═════ Dataset rows

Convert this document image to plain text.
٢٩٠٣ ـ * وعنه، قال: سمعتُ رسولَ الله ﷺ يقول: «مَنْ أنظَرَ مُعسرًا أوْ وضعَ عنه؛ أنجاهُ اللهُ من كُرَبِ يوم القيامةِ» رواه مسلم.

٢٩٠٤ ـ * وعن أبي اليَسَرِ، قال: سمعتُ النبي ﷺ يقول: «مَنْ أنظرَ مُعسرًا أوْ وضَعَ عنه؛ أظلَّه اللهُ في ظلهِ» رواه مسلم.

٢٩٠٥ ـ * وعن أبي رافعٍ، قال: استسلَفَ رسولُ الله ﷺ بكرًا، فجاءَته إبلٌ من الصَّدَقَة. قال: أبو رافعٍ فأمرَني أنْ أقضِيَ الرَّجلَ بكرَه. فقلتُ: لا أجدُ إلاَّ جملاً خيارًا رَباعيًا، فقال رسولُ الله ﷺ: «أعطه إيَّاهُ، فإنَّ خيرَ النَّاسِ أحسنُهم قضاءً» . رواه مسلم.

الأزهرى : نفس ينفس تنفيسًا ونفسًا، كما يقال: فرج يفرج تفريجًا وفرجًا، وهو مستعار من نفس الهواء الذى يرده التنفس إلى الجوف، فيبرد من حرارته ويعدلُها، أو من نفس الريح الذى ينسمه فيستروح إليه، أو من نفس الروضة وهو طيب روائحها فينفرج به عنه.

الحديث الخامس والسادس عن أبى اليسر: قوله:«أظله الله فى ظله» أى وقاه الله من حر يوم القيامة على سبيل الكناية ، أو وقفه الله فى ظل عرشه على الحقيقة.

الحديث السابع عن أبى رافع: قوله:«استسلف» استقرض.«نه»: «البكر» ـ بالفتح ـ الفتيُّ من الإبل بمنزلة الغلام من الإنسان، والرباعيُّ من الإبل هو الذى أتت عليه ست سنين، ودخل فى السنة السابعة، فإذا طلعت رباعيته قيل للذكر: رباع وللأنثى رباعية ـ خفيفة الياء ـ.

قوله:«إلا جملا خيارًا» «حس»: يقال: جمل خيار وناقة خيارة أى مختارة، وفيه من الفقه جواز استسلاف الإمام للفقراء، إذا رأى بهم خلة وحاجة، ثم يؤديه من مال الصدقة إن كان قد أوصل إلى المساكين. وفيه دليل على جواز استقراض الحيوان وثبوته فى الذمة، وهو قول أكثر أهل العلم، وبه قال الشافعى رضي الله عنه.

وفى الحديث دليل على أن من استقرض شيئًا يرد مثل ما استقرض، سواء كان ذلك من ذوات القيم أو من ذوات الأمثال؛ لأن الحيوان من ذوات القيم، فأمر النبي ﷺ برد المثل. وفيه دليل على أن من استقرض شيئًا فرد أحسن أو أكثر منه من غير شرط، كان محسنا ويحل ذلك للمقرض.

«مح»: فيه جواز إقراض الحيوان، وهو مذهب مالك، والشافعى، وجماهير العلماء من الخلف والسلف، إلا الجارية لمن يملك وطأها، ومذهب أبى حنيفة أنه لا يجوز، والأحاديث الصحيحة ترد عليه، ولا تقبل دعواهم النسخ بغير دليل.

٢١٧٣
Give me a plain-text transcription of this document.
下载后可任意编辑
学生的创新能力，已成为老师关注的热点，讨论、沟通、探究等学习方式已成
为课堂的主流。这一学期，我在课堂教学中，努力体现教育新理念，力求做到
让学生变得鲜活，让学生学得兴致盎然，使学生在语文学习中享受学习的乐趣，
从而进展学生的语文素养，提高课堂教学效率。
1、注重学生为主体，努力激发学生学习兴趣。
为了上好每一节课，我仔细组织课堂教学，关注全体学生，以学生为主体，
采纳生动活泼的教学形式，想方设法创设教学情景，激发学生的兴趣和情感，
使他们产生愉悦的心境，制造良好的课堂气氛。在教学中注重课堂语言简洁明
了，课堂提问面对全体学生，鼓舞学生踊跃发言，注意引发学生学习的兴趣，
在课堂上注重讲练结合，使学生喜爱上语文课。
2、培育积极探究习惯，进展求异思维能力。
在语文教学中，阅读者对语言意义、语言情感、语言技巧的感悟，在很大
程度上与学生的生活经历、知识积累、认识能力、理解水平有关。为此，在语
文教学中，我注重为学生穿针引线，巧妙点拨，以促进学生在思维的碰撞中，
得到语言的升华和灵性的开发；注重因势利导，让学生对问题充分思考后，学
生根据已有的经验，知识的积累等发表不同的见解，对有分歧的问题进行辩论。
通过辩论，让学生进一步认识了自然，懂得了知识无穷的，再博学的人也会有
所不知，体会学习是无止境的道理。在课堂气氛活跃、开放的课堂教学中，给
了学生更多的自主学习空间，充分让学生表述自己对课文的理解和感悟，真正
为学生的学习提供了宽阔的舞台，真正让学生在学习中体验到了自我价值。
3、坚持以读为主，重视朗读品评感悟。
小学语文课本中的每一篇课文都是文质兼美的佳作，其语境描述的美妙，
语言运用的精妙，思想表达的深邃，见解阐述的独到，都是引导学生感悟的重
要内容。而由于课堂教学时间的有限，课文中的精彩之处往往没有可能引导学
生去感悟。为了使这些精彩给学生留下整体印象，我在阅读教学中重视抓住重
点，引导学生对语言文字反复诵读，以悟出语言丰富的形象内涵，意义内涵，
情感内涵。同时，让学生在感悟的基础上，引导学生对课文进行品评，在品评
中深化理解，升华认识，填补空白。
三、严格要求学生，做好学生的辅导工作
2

══════════

Copy every line from the entries that contains the word "الحديث".

الحديث الخامس والسادس عن أبى اليسر: قوله:«أظله الله فى ظله» أى وقاه الله من حر يوم القيامة على سبيل الكناية ، أو وقفه الله فى ظل عرشه على الحقيقة.
الحديث السابع عن أبى رافع: قوله:«استسلف» استقرض.«نه»: «البكر» ـ بالفتح ـ الفتيُّ من الإبل بمنزلة الغلام من الإنسان، والرباعيُّ من الإبل هو الذى أتت عليه ست سنين، ودخل فى السنة السابعة، فإذا طلعت رباعيته قيل للذكر: رباع وللأنثى رباعية ـ خفيفة الياء ـ.
وفى الحديث دليل على أن من استقرض شيئًا يرد مثل ما استقرض، سواء كان ذلك من ذوات القيم أو من ذوات الأمثال؛ لأن الحيوان من ذوات القيم، فأمر النبي ﷺ برد المثل. وفيه دليل على أن من استقرض شيئًا فرد أحسن أو أكثر منه من غير شرط، كان محسنا ويحل ذلك للمقرض.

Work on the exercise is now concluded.